---------- Listing ----------
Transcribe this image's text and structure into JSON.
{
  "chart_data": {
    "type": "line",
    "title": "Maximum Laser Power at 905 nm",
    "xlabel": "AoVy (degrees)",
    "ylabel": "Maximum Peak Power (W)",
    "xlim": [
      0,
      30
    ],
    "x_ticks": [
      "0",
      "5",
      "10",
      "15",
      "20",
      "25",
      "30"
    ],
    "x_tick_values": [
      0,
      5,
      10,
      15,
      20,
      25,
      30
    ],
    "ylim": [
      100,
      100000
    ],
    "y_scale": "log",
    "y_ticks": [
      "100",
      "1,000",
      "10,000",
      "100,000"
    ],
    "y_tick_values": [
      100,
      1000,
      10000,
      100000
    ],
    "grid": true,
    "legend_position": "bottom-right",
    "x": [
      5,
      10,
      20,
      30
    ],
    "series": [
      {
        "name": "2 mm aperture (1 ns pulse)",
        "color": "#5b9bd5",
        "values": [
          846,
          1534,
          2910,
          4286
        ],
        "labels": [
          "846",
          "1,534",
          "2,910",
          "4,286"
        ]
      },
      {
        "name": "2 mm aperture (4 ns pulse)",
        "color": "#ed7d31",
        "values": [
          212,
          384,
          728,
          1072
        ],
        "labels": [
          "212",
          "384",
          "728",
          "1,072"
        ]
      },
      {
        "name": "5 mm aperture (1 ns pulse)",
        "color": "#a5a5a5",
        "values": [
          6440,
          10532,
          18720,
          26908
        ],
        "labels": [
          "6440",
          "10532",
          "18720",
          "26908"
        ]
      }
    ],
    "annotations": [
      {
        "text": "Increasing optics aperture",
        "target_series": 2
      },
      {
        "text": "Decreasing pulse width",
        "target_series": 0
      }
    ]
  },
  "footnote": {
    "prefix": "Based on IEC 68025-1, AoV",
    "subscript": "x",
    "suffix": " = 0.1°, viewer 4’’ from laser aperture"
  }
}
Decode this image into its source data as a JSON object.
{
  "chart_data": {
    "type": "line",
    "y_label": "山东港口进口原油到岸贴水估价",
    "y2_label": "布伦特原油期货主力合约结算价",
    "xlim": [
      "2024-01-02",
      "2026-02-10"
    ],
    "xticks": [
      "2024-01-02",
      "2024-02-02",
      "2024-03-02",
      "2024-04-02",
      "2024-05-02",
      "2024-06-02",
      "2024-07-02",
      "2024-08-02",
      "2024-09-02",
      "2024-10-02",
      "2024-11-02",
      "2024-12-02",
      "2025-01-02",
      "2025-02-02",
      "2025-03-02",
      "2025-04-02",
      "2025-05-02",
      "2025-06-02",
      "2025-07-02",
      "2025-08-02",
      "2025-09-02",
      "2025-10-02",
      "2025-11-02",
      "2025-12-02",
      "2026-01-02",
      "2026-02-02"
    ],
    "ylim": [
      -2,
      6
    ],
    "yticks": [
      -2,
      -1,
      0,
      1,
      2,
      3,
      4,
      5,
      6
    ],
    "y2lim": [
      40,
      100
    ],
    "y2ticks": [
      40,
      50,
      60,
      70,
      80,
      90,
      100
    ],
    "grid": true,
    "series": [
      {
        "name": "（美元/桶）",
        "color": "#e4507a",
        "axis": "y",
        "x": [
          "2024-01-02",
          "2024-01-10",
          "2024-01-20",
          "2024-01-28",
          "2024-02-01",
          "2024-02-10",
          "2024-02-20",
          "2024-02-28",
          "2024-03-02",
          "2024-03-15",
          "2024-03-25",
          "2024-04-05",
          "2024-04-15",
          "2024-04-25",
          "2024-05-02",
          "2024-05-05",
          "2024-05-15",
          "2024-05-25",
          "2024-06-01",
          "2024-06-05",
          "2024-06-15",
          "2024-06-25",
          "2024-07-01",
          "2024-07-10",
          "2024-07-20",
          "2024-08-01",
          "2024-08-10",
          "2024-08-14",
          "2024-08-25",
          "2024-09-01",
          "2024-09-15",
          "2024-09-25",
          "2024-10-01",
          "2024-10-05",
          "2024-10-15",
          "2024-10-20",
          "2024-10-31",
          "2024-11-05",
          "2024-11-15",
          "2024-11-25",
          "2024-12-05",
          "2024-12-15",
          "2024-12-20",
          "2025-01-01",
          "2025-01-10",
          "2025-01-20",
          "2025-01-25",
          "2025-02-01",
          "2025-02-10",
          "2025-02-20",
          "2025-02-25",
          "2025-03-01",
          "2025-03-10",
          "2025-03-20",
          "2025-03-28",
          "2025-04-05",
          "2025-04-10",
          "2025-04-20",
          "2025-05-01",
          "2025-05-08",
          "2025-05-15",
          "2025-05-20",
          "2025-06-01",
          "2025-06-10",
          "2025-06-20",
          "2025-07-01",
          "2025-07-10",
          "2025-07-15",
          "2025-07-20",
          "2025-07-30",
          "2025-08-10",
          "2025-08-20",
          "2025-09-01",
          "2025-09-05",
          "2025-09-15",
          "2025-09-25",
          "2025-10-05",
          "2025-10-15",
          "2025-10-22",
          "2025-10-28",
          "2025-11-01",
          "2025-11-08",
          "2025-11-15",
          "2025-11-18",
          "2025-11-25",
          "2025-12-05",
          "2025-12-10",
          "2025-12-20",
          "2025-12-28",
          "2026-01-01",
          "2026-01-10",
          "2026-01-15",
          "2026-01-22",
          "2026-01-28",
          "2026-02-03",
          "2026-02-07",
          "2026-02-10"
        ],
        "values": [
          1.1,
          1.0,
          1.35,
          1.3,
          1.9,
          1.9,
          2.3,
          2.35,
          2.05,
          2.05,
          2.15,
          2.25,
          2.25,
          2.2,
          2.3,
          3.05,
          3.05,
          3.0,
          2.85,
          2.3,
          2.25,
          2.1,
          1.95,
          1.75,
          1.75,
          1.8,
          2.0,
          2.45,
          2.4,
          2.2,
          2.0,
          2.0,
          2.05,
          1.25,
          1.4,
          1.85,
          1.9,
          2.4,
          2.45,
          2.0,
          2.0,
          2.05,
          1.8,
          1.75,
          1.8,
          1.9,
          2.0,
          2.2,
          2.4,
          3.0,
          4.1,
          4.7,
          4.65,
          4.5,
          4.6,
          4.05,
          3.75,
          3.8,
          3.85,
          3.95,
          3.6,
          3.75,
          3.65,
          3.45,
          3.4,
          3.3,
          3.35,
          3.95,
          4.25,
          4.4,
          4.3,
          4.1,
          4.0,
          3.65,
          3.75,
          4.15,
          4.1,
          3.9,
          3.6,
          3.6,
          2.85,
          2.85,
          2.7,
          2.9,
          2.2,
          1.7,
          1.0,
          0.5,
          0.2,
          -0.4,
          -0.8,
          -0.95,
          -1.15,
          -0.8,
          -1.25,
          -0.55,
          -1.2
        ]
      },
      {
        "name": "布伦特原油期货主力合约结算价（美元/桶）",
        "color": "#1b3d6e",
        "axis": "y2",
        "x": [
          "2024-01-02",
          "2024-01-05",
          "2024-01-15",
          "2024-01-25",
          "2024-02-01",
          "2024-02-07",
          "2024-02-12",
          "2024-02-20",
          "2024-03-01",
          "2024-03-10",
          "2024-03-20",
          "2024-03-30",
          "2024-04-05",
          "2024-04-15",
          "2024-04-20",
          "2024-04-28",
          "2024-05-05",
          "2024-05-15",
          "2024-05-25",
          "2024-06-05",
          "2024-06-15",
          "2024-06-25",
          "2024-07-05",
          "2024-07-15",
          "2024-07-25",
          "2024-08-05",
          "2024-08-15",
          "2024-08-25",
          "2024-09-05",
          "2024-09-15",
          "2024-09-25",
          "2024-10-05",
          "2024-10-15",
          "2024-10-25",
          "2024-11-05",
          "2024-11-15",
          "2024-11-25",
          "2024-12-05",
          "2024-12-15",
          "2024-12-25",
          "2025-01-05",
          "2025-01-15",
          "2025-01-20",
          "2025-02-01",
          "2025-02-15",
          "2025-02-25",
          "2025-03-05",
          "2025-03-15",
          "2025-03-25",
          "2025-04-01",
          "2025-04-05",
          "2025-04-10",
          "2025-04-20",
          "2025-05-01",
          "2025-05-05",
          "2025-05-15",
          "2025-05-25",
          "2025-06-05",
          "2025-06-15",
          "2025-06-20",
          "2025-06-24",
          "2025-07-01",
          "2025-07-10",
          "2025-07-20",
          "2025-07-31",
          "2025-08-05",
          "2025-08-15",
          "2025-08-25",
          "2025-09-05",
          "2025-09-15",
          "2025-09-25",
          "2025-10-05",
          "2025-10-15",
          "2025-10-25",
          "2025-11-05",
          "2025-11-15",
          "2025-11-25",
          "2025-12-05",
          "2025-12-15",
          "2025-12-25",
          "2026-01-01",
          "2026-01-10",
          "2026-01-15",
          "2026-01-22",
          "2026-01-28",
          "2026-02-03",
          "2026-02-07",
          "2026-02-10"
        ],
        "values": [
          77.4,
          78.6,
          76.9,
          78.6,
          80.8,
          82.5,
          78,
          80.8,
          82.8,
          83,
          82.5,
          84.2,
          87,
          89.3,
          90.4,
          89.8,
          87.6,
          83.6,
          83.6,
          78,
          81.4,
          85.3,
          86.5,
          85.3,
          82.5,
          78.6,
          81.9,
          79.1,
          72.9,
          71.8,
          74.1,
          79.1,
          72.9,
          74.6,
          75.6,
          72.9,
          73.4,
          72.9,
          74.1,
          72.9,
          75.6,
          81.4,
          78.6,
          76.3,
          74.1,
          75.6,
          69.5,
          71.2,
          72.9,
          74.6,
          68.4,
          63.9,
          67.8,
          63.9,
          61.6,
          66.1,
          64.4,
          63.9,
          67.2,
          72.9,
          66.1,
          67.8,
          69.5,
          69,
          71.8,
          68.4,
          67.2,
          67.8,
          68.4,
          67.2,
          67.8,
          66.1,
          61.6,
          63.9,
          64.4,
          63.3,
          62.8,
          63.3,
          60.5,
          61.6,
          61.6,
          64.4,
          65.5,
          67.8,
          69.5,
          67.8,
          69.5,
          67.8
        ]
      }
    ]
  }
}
----------
## What you have to do
Find the lines that include the string "Maximum", then copy each of them.

## Answer to this task
    "title": "Maximum Laser Power at 905 nm",
    "ylabel": "Maximum Peak Power (W)",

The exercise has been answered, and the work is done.